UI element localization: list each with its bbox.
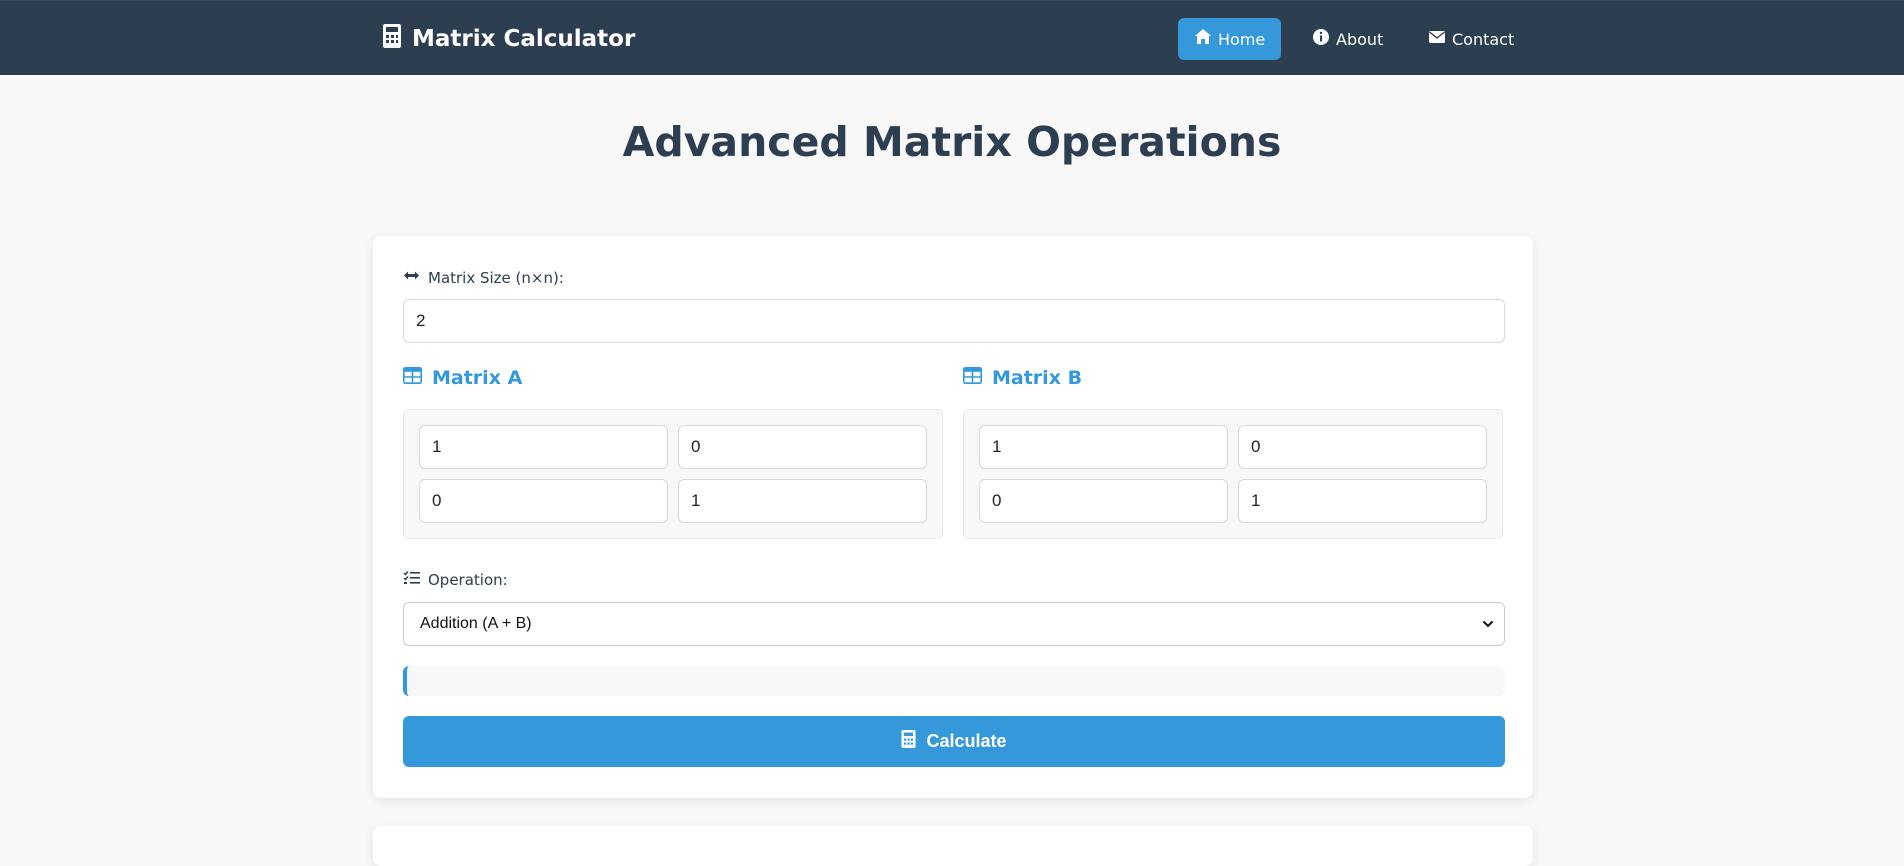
table-icon <box>963 367 982 389</box>
calculator-icon <box>382 24 402 54</box>
matrix-b-cell[interactable] <box>979 425 1228 469</box>
operation-selected-value: Addition (A + B) <box>420 615 532 632</box>
matrix-a-cell[interactable] <box>419 479 668 523</box>
operation-label-text: Operation: <box>428 570 508 589</box>
matrix-a-heading: Matrix A <box>403 367 522 389</box>
brand-title: Matrix Calculator <box>412 26 636 52</box>
operation-select[interactable]: Addition (A + B) <box>403 602 1505 646</box>
envelope-icon <box>1428 28 1446 50</box>
nav-home[interactable]: Home <box>1178 18 1282 60</box>
matrix-size-input[interactable] <box>403 299 1505 343</box>
nav-home-label: Home <box>1218 29 1266 49</box>
page-title: Advanced Matrix Operations <box>622 118 1282 166</box>
matrix-a-cell[interactable] <box>678 425 927 469</box>
result-area <box>403 666 1505 696</box>
matrix-size-label: Matrix Size (n×n): <box>403 268 564 287</box>
home-icon <box>1194 28 1212 50</box>
calculator-icon <box>901 730 916 753</box>
matrix-size-label-text: Matrix Size (n×n): <box>428 268 564 287</box>
calculate-button-label: Calculate <box>926 731 1007 751</box>
matrix-b-cell[interactable] <box>1238 479 1487 523</box>
matrix-b-title: Matrix B <box>992 367 1083 389</box>
list-check-icon <box>403 570 420 589</box>
arrows-horizontal-icon <box>403 268 420 287</box>
results-card <box>373 826 1533 866</box>
chevron-down-icon <box>1482 617 1494 631</box>
matrix-b-heading: Matrix B <box>963 367 1082 389</box>
nav-contact-label: Contact <box>1452 29 1515 49</box>
calculate-button[interactable]: Calculate <box>403 716 1505 767</box>
operation-label: Operation: <box>403 570 508 589</box>
brand[interactable]: Matrix Calculator <box>382 24 635 54</box>
nav-about-label: About <box>1336 29 1384 49</box>
matrix-a-cell[interactable] <box>678 479 927 523</box>
calculator-card: Matrix Size (n×n): Matrix A Matrix B Ope… <box>373 236 1533 798</box>
navbar: Matrix Calculator Home About Contact <box>0 0 1904 75</box>
matrix-a-grid <box>403 409 943 539</box>
matrix-a-cell[interactable] <box>419 425 668 469</box>
matrix-b-grid <box>963 409 1503 539</box>
matrix-b-cell[interactable] <box>979 479 1228 523</box>
nav-contact[interactable]: Contact <box>1412 18 1530 60</box>
nav-about[interactable]: About <box>1296 18 1399 60</box>
info-icon <box>1312 28 1330 50</box>
table-icon <box>403 367 422 389</box>
matrix-a-title: Matrix A <box>432 367 523 389</box>
matrix-b-cell[interactable] <box>1238 425 1487 469</box>
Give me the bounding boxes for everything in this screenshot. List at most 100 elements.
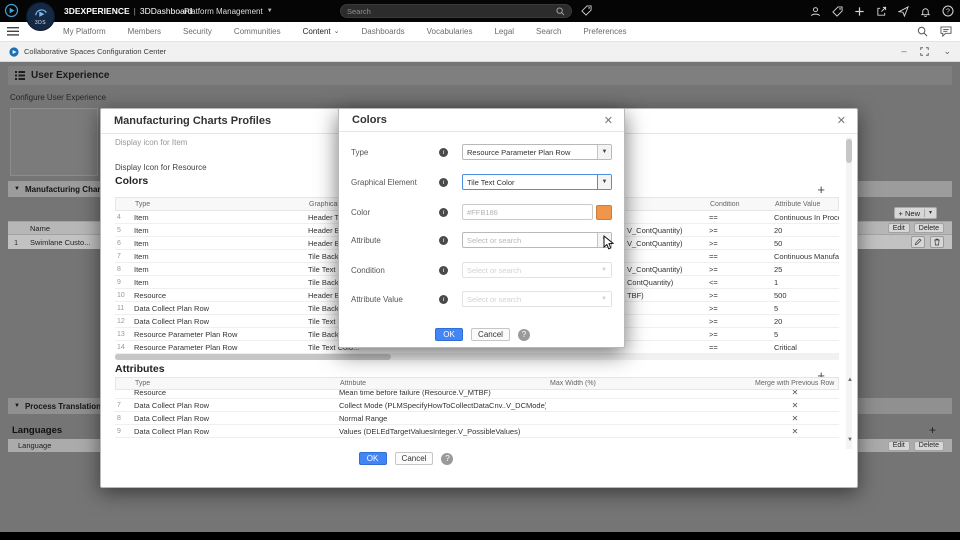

**WRITTEN TASK**
Print the rows exactly as they appear, from the line with "table-icon <box>963 367 982 389</box>" to the line with "operation-label: Operation: <box>403", including both of those lines.

**RESULT FOR THIS EXERCISE**
table-icon <box>963 367 982 389</box>
calculator-icon <box>382 24 402 54</box>
matrix-b-cell[interactable] <box>979 425 1228 469</box>
operation-selected-value: Addition (A + B) <box>420 615 532 632</box>
matrix-a-cell[interactable] <box>419 479 668 523</box>
operation-label-text: Operation: <box>428 570 508 589</box>
matrix-a-heading: Matrix A <box>403 367 522 389</box>
brand-title: Matrix Calculator <box>412 26 636 52</box>
operation-select[interactable]: Addition (A + B) <box>403 602 1505 646</box>
envelope-icon <box>1428 28 1446 50</box>
nav-home[interactable]: Home <box>1178 18 1282 60</box>
matrix-size-input[interactable] <box>403 299 1505 343</box>
nav-home-label: Home <box>1218 29 1266 49</box>
page-title: Advanced Matrix Operations <box>622 118 1282 166</box>
matrix-a-cell[interactable] <box>678 425 927 469</box>
result-area <box>403 666 1505 696</box>
matrix-size-label: Matrix Size (n×n): <box>403 268 564 287</box>
home-icon <box>1194 28 1212 50</box>
calculator-icon <box>901 730 916 753</box>
matrix-size-label-text: Matrix Size (n×n): <box>428 268 564 287</box>
calculate-button-label: Calculate <box>926 731 1007 751</box>
matrix-b-cell[interactable] <box>1238 479 1487 523</box>
matrix-b-title: Matrix B <box>992 367 1083 389</box>
list-check-icon <box>403 570 420 589</box>
arrows-horizontal-icon <box>403 268 420 287</box>
results-card <box>373 826 1533 866</box>
chevron-down-icon <box>1482 617 1494 631</box>
matrix-b-heading: Matrix B <box>963 367 1082 389</box>
nav-contact-label: Contact <box>1452 29 1515 49</box>
calculate-button[interactable]: Calculate <box>403 716 1505 767</box>
operation-label: Operation: <box>403 570 508 589</box>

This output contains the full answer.